Your goal: Skip any picture you find and retype all the remaining lines exactly.

Records about charts and figures

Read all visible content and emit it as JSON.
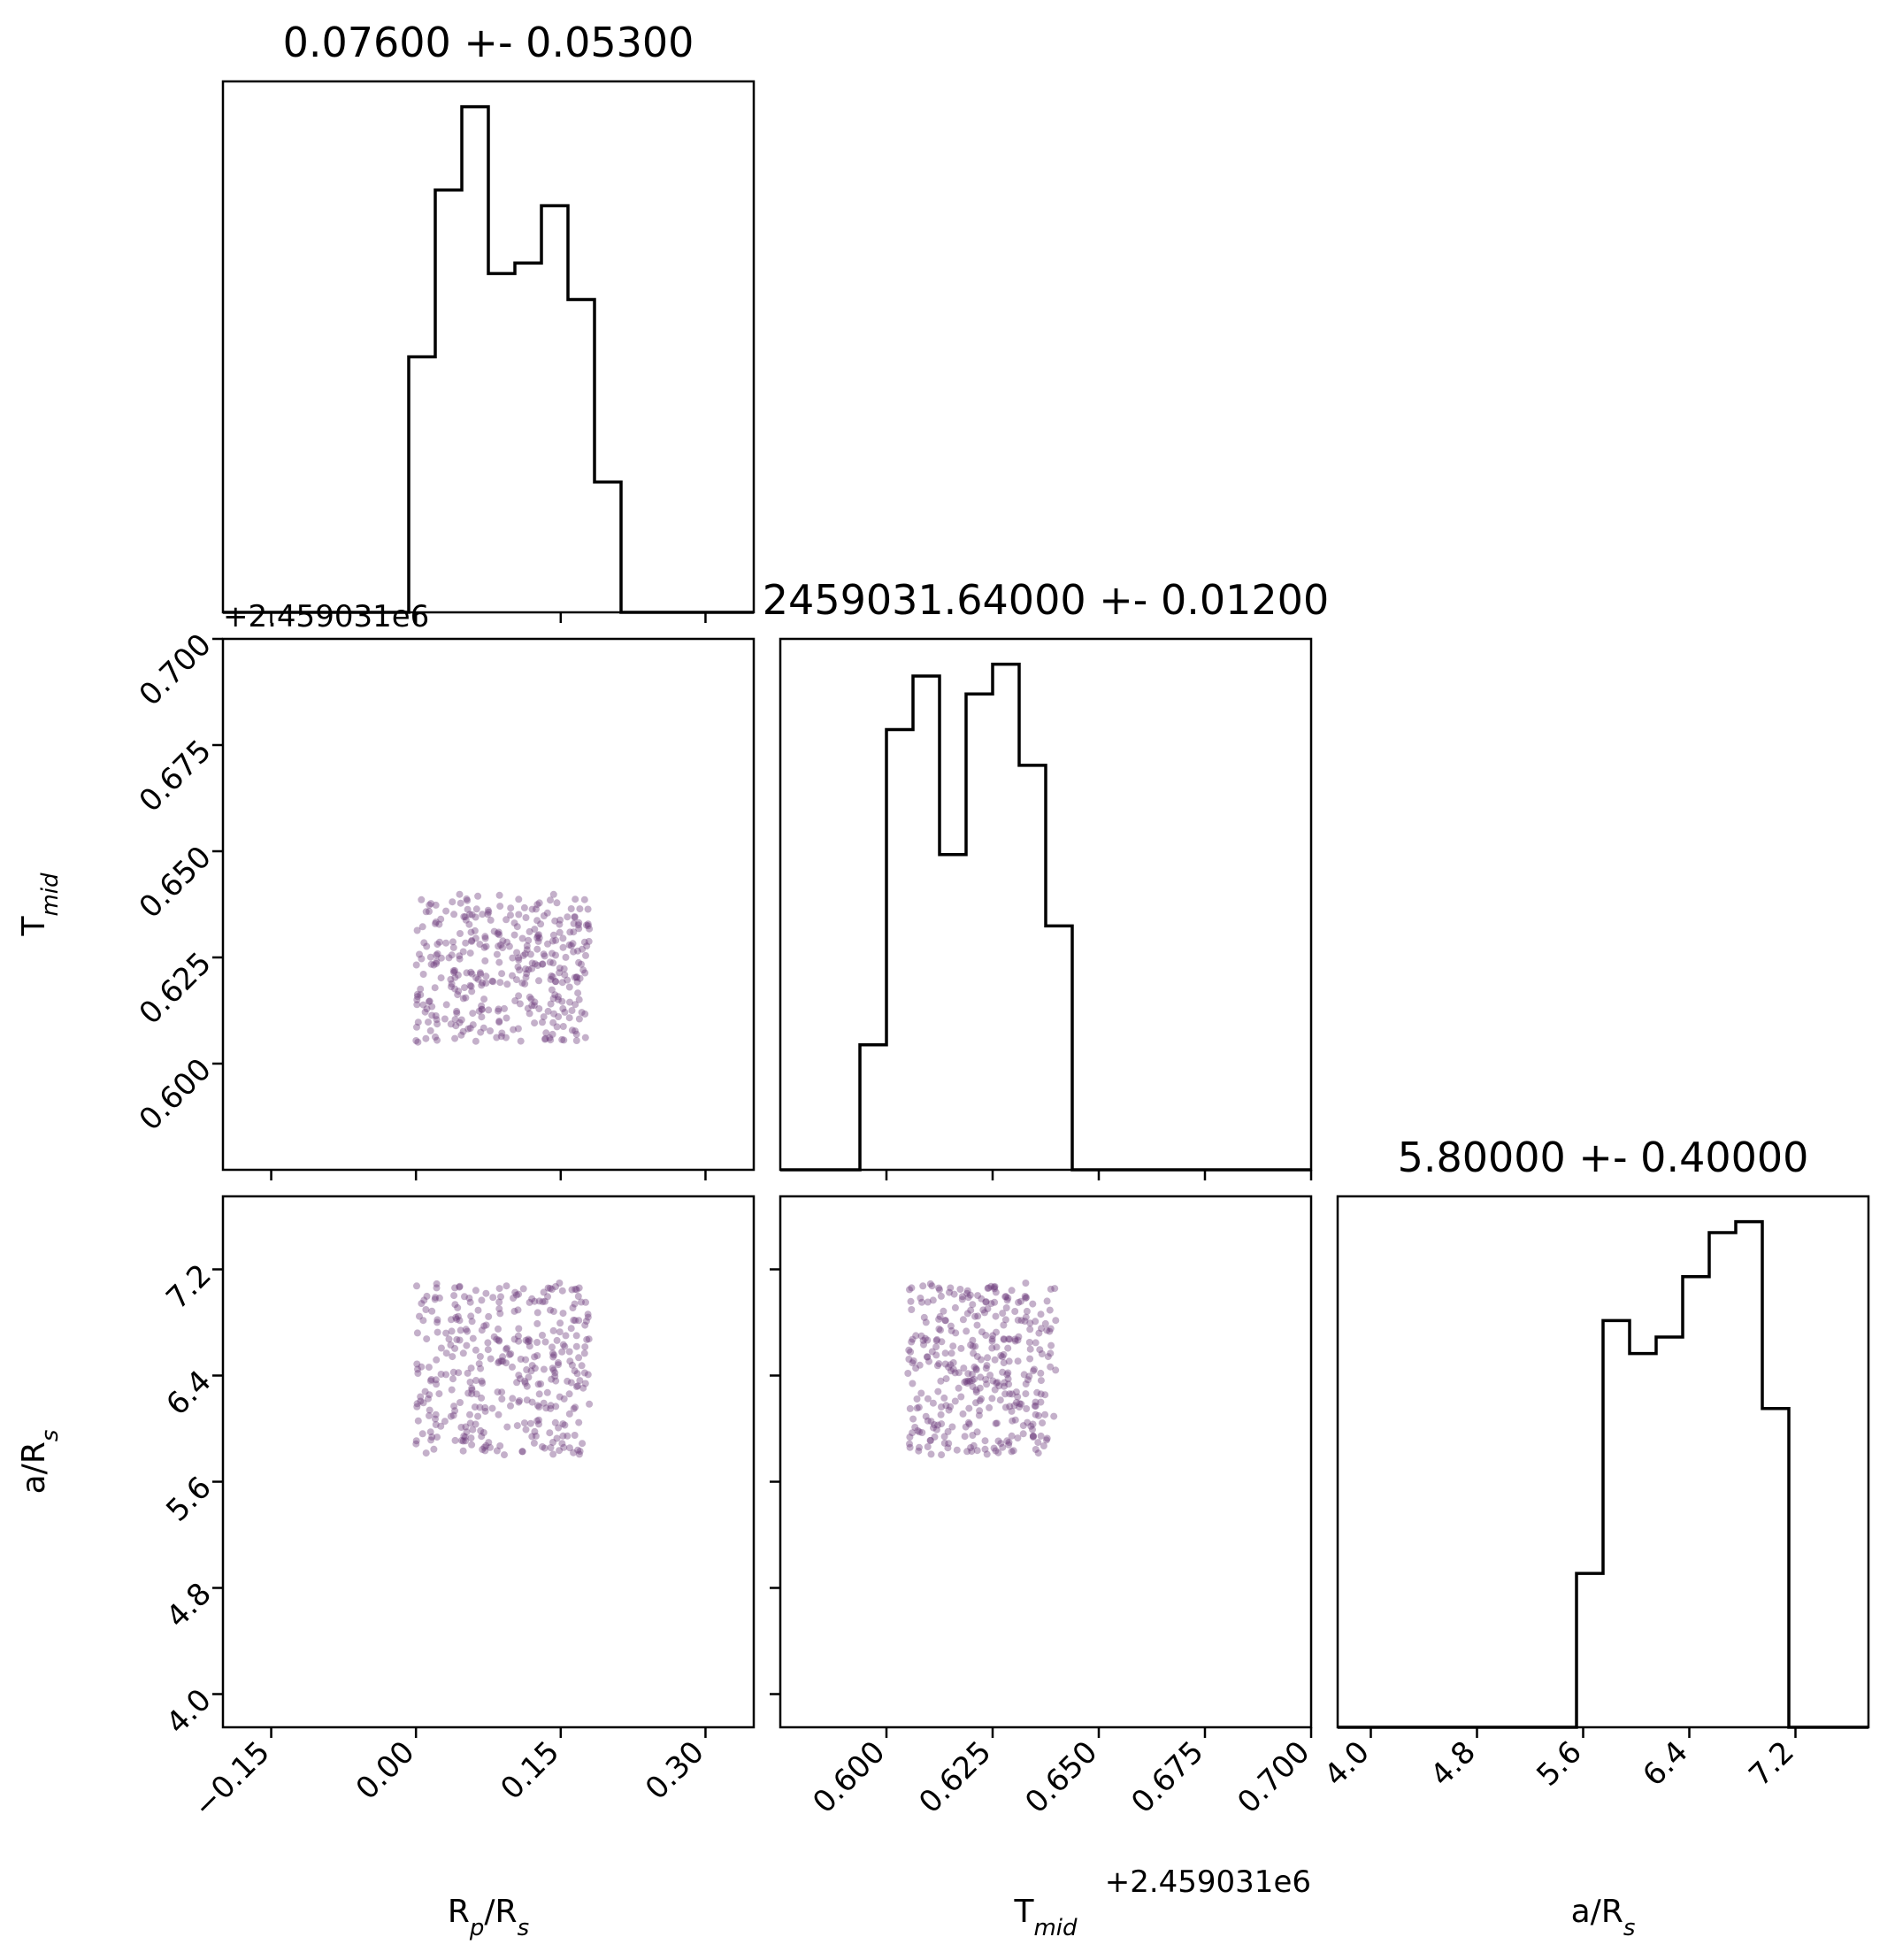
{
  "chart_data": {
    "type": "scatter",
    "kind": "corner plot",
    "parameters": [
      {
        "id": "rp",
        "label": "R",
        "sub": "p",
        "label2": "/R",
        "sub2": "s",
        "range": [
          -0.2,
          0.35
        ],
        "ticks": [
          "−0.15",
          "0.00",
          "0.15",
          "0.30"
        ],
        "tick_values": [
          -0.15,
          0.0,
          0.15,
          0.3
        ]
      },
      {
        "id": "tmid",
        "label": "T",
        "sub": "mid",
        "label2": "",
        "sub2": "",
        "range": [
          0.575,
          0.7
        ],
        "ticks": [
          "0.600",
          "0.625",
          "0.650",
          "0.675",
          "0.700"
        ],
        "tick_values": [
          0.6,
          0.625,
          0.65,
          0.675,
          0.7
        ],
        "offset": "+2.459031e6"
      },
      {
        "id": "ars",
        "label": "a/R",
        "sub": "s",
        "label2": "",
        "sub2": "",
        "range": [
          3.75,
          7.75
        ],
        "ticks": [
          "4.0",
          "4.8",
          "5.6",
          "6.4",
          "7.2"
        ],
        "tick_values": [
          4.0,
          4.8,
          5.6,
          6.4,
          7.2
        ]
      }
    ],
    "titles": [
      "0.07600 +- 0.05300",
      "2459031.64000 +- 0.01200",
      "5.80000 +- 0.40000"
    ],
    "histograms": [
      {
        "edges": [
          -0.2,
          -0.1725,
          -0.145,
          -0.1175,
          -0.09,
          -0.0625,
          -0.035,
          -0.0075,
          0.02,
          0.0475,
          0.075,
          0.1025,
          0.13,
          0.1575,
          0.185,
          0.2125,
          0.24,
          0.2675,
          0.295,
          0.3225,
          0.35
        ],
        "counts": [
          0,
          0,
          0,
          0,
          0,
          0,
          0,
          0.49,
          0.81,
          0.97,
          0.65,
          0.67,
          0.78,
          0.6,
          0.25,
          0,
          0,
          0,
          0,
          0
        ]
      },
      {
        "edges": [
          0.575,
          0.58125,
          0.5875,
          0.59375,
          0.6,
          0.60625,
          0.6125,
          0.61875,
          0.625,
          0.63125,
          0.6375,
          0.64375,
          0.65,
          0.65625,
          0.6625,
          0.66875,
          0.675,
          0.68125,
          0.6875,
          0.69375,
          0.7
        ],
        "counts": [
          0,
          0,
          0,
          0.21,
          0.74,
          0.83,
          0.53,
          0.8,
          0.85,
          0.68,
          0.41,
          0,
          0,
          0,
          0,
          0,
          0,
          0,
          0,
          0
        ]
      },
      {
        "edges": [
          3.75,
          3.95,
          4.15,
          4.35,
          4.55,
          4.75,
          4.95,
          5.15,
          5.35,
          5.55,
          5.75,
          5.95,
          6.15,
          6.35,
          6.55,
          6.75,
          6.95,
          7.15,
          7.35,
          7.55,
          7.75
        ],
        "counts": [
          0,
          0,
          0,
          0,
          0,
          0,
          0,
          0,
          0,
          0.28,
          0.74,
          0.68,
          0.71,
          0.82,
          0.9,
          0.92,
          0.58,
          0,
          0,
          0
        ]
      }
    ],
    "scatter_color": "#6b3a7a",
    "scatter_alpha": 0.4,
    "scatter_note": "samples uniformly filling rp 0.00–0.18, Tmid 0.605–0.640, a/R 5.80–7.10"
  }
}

Written solution:
Read all visible content and emit it as JSON.
{
  "chart_data": {
    "type": "scatter",
    "kind": "corner plot",
    "parameters": [
      {
        "id": "rp",
        "label": "R",
        "sub": "p",
        "label2": "/R",
        "sub2": "s",
        "range": [
          -0.2,
          0.35
        ],
        "ticks": [
          "−0.15",
          "0.00",
          "0.15",
          "0.30"
        ],
        "tick_values": [
          -0.15,
          0.0,
          0.15,
          0.3
        ]
      },
      {
        "id": "tmid",
        "label": "T",
        "sub": "mid",
        "label2": "",
        "sub2": "",
        "range": [
          0.575,
          0.7
        ],
        "ticks": [
          "0.600",
          "0.625",
          "0.650",
          "0.675",
          "0.700"
        ],
        "tick_values": [
          0.6,
          0.625,
          0.65,
          0.675,
          0.7
        ],
        "offset": "+2.459031e6"
      },
      {
        "id": "ars",
        "label": "a/R",
        "sub": "s",
        "label2": "",
        "sub2": "",
        "range": [
          3.75,
          7.75
        ],
        "ticks": [
          "4.0",
          "4.8",
          "5.6",
          "6.4",
          "7.2"
        ],
        "tick_values": [
          4.0,
          4.8,
          5.6,
          6.4,
          7.2
        ]
      }
    ],
    "titles": [
      "0.07600 +- 0.05300",
      "2459031.64000 +- 0.01200",
      "5.80000 +- 0.40000"
    ],
    "histograms": [
      {
        "edges": [
          -0.2,
          -0.1725,
          -0.145,
          -0.1175,
          -0.09,
          -0.0625,
          -0.035,
          -0.0075,
          0.02,
          0.0475,
          0.075,
          0.1025,
          0.13,
          0.1575,
          0.185,
          0.2125,
          0.24,
          0.2675,
          0.295,
          0.3225,
          0.35
        ],
        "counts": [
          0,
          0,
          0,
          0,
          0,
          0,
          0,
          0.49,
          0.81,
          0.97,
          0.65,
          0.67,
          0.78,
          0.6,
          0.25,
          0,
          0,
          0,
          0,
          0
        ]
      },
      {
        "edges": [
          0.575,
          0.58125,
          0.5875,
          0.59375,
          0.6,
          0.60625,
          0.6125,
          0.61875,
          0.625,
          0.63125,
          0.6375,
          0.64375,
          0.65,
          0.65625,
          0.6625,
          0.66875,
          0.675,
          0.68125,
          0.6875,
          0.69375,
          0.7
        ],
        "counts": [
          0,
          0,
          0,
          0.21,
          0.74,
          0.83,
          0.53,
          0.8,
          0.85,
          0.68,
          0.41,
          0,
          0,
          0,
          0,
          0,
          0,
          0,
          0,
          0
        ]
      },
      {
        "edges": [
          3.75,
          3.95,
          4.15,
          4.35,
          4.55,
          4.75,
          4.95,
          5.15,
          5.35,
          5.55,
          5.75,
          5.95,
          6.15,
          6.35,
          6.55,
          6.75,
          6.95,
          7.15,
          7.35,
          7.55,
          7.75
        ],
        "counts": [
          0,
          0,
          0,
          0,
          0,
          0,
          0,
          0,
          0,
          0.28,
          0.74,
          0.68,
          0.71,
          0.82,
          0.9,
          0.92,
          0.58,
          0,
          0,
          0
        ]
      }
    ],
    "scatter_color": "#6b3a7a",
    "scatter_alpha": 0.4,
    "scatter_note": "samples uniformly filling rp 0.00–0.18, Tmid 0.605–0.640, a/R 5.80–7.10"
  }
}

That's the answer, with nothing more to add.